Job
Find every line in the records that holds the string "Qubits". Copy each one.

Data lines
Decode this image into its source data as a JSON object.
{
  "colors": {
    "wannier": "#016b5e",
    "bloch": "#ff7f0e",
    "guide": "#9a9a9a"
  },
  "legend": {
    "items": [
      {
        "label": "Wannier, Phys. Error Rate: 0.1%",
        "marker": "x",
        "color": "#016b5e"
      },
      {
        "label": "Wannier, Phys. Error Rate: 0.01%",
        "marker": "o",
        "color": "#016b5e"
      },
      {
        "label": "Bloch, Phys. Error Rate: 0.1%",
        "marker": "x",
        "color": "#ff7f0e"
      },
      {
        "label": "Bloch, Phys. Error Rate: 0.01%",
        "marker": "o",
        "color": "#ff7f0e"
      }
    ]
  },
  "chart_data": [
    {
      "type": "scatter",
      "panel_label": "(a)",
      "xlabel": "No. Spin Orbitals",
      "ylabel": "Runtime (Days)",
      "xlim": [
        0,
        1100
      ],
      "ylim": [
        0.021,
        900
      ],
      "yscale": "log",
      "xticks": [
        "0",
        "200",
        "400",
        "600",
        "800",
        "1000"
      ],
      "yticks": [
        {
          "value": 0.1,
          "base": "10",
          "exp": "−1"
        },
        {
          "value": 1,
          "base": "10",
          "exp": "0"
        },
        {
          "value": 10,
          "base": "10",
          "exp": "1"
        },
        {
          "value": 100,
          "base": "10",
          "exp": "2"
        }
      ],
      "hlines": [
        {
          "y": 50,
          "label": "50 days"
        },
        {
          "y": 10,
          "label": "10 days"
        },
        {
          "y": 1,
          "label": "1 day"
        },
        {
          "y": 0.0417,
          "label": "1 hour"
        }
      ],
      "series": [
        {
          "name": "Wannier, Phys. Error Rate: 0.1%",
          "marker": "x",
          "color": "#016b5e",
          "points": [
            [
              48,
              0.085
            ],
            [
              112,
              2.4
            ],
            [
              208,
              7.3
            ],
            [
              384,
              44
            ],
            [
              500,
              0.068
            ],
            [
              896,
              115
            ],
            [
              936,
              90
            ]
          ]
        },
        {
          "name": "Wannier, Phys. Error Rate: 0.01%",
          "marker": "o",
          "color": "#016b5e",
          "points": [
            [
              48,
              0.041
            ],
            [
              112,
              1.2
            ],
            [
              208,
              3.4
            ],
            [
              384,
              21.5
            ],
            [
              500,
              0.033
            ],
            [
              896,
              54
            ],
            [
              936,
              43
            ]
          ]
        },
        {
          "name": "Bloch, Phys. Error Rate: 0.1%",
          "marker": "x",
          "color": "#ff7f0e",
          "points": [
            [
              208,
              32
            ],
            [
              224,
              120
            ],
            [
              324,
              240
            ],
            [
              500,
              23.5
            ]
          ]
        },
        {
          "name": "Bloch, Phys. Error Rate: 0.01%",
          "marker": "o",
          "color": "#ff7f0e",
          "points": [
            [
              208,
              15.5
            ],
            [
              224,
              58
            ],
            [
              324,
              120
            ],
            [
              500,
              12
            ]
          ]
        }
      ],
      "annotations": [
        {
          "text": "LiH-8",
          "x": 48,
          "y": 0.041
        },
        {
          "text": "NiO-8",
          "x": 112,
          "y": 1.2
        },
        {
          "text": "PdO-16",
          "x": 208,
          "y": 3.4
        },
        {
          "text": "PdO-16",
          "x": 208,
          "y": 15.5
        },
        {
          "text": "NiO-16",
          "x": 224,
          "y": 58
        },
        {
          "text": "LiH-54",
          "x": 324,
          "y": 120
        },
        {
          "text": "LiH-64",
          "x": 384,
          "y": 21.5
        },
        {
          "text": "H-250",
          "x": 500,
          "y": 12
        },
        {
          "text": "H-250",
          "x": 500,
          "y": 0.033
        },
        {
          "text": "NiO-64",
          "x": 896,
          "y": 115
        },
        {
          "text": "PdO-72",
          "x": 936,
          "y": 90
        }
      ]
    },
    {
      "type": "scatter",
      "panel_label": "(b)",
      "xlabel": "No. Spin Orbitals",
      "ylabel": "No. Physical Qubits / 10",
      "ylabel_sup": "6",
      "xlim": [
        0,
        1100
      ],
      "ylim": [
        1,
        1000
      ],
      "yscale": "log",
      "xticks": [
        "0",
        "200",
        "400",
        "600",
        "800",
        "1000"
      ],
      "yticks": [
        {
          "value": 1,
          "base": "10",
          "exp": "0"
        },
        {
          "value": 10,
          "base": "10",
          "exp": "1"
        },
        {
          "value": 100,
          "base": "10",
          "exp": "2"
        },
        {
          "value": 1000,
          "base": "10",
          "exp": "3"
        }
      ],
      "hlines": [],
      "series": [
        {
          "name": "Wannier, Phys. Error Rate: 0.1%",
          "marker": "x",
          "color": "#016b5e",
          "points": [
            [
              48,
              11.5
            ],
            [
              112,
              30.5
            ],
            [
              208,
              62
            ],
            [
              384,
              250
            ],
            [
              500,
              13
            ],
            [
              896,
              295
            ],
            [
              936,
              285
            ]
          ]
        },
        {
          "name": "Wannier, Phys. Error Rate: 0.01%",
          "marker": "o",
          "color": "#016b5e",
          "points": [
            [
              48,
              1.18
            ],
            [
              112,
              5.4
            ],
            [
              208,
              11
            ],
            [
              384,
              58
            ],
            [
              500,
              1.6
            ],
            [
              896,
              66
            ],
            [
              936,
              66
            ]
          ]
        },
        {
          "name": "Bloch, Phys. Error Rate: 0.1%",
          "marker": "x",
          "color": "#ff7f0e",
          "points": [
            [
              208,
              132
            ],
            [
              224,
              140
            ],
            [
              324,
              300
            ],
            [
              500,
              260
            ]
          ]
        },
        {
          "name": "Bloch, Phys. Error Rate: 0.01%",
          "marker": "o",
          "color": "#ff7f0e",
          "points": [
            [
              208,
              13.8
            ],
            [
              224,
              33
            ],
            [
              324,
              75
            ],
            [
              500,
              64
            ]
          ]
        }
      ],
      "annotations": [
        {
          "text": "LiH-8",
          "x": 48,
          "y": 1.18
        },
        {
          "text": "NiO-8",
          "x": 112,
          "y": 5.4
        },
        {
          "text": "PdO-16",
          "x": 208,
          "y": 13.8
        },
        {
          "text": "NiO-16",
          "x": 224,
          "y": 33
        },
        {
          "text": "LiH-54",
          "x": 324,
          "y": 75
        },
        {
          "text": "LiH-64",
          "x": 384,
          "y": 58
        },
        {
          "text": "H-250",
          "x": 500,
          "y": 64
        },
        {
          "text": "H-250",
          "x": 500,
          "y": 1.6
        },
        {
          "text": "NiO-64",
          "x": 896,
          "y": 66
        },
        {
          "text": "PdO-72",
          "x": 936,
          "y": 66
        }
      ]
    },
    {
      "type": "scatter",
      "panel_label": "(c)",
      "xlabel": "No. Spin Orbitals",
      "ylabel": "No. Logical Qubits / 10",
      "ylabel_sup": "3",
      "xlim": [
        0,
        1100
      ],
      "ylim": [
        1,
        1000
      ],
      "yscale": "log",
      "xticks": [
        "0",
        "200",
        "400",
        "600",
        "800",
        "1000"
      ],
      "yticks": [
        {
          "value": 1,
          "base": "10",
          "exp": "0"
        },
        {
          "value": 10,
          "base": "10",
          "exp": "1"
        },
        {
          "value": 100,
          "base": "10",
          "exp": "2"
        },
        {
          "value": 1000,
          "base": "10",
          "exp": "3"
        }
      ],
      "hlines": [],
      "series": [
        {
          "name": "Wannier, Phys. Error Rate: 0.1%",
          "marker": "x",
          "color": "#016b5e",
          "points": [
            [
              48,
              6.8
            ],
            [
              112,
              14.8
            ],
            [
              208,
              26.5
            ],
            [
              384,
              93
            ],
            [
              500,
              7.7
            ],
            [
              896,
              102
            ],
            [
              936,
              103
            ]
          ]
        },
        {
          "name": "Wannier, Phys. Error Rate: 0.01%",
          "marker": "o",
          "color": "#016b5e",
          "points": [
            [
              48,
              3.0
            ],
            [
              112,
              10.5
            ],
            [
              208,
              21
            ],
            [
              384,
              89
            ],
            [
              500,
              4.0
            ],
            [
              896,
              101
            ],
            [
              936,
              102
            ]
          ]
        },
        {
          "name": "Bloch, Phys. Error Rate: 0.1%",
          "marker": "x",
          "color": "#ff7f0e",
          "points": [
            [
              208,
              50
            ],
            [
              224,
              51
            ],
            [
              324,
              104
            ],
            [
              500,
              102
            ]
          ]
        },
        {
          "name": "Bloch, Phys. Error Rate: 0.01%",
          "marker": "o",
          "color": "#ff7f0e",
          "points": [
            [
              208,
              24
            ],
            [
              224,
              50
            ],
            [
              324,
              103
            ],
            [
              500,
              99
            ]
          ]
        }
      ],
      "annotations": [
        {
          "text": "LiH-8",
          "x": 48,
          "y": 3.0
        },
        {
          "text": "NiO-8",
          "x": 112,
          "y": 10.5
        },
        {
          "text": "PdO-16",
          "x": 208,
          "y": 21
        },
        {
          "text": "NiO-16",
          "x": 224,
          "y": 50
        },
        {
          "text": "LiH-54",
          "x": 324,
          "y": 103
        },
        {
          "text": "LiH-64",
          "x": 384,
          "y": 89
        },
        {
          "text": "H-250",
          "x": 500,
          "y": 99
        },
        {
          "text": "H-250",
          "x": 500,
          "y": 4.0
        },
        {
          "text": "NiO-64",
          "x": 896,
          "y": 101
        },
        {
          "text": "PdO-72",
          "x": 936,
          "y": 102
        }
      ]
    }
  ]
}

Final answer
      "ylabel": "No. Physical Qubits / 10",
      "ylabel": "No. Logical Qubits / 10",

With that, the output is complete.